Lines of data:
- - -
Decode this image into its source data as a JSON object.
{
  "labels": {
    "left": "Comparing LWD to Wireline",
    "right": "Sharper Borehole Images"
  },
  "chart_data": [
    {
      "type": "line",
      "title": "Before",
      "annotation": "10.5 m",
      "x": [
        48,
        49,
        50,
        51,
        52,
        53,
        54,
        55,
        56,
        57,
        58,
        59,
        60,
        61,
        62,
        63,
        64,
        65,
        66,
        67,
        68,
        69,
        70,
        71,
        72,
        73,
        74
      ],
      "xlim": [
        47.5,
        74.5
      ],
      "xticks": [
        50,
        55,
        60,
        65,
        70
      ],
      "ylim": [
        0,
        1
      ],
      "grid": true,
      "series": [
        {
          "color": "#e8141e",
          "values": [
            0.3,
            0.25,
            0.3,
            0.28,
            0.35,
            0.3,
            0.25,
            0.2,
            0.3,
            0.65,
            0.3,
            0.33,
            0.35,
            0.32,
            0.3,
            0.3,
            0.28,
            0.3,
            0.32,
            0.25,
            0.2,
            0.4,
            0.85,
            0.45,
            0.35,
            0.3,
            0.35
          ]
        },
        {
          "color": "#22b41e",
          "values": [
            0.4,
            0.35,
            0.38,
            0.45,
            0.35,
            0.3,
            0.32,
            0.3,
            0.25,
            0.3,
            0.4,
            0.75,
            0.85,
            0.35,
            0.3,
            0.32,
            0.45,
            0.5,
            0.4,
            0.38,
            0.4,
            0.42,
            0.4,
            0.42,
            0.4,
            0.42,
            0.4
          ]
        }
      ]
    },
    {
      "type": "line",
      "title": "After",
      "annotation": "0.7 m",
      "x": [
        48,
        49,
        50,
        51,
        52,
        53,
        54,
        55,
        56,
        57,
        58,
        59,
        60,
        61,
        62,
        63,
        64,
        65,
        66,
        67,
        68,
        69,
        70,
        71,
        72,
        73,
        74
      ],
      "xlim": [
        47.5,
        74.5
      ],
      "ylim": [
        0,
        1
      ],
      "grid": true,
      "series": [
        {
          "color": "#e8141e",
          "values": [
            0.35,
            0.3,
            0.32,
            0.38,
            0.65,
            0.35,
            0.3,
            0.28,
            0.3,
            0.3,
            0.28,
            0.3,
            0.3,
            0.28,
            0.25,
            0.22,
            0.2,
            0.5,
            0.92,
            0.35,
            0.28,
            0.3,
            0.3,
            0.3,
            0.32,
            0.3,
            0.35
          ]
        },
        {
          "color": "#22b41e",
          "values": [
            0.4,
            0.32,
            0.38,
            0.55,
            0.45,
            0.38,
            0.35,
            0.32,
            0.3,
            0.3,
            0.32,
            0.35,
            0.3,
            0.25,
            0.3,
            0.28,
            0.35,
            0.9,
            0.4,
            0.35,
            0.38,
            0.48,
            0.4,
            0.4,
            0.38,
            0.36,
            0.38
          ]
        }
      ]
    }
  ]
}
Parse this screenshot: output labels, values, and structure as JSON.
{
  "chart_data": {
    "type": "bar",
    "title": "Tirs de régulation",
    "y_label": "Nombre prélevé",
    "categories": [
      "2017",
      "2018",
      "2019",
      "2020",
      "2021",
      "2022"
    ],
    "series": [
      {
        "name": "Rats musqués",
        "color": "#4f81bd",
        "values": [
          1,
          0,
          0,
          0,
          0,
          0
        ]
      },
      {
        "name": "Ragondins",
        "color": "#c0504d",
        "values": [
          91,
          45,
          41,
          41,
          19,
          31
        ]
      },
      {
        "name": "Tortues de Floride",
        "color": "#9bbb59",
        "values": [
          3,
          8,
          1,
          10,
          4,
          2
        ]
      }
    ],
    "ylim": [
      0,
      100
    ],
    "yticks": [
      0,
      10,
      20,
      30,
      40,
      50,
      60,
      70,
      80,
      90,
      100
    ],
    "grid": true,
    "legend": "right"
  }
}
- - -
# REQUIRED TASK
Copy the material above back out, exactly as written.

# ANSWER
Decode this image into its source data as a JSON object.
{
  "labels": {
    "left": "Comparing LWD to Wireline",
    "right": "Sharper Borehole Images"
  },
  "chart_data": [
    {
      "type": "line",
      "title": "Before",
      "annotation": "10.5 m",
      "x": [
        48,
        49,
        50,
        51,
        52,
        53,
        54,
        55,
        56,
        57,
        58,
        59,
        60,
        61,
        62,
        63,
        64,
        65,
        66,
        67,
        68,
        69,
        70,
        71,
        72,
        73,
        74
      ],
      "xlim": [
        47.5,
        74.5
      ],
      "xticks": [
        50,
        55,
        60,
        65,
        70
      ],
      "ylim": [
        0,
        1
      ],
      "grid": true,
      "series": [
        {
          "color": "#e8141e",
          "values": [
            0.3,
            0.25,
            0.3,
            0.28,
            0.35,
            0.3,
            0.25,
            0.2,
            0.3,
            0.65,
            0.3,
            0.33,
            0.35,
            0.32,
            0.3,
            0.3,
            0.28,
            0.3,
            0.32,
            0.25,
            0.2,
            0.4,
            0.85,
            0.45,
            0.35,
            0.3,
            0.35
          ]
        },
        {
          "color": "#22b41e",
          "values": [
            0.4,
            0.35,
            0.38,
            0.45,
            0.35,
            0.3,
            0.32,
            0.3,
            0.25,
            0.3,
            0.4,
            0.75,
            0.85,
            0.35,
            0.3,
            0.32,
            0.45,
            0.5,
            0.4,
            0.38,
            0.4,
            0.42,
            0.4,
            0.42,
            0.4,
            0.42,
            0.4
          ]
        }
      ]
    },
    {
      "type": "line",
      "title": "After",
      "annotation": "0.7 m",
      "x": [
        48,
        49,
        50,
        51,
        52,
        53,
        54,
        55,
        56,
        57,
        58,
        59,
        60,
        61,
        62,
        63,
        64,
        65,
        66,
        67,
        68,
        69,
        70,
        71,
        72,
        73,
        74
      ],
      "xlim": [
        47.5,
        74.5
      ],
      "ylim": [
        0,
        1
      ],
      "grid": true,
      "series": [
        {
          "color": "#e8141e",
          "values": [
            0.35,
            0.3,
            0.32,
            0.38,
            0.65,
            0.35,
            0.3,
            0.28,
            0.3,
            0.3,
            0.28,
            0.3,
            0.3,
            0.28,
            0.25,
            0.22,
            0.2,
            0.5,
            0.92,
            0.35,
            0.28,
            0.3,
            0.3,
            0.3,
            0.32,
            0.3,
            0.35
          ]
        },
        {
          "color": "#22b41e",
          "values": [
            0.4,
            0.32,
            0.38,
            0.55,
            0.45,
            0.38,
            0.35,
            0.32,
            0.3,
            0.3,
            0.32,
            0.35,
            0.3,
            0.25,
            0.3,
            0.28,
            0.35,
            0.9,
            0.4,
            0.35,
            0.38,
            0.48,
            0.4,
            0.4,
            0.38,
            0.36,
            0.38
          ]
        }
      ]
    }
  ]
}
Parse this screenshot: output labels, values, and structure as JSON.
{
  "chart_data": {
    "type": "bar",
    "title": "Tirs de régulation",
    "y_label": "Nombre prélevé",
    "categories": [
      "2017",
      "2018",
      "2019",
      "2020",
      "2021",
      "2022"
    ],
    "series": [
      {
        "name": "Rats musqués",
        "color": "#4f81bd",
        "values": [
          1,
          0,
          0,
          0,
          0,
          0
        ]
      },
      {
        "name": "Ragondins",
        "color": "#c0504d",
        "values": [
          91,
          45,
          41,
          41,
          19,
          31
        ]
      },
      {
        "name": "Tortues de Floride",
        "color": "#9bbb59",
        "values": [
          3,
          8,
          1,
          10,
          4,
          2
        ]
      }
    ],
    "ylim": [
      0,
      100
    ],
    "yticks": [
      0,
      10,
      20,
      30,
      40,
      50,
      60,
      70,
      80,
      90,
      100
    ],
    "grid": true,
    "legend": "right"
  }
}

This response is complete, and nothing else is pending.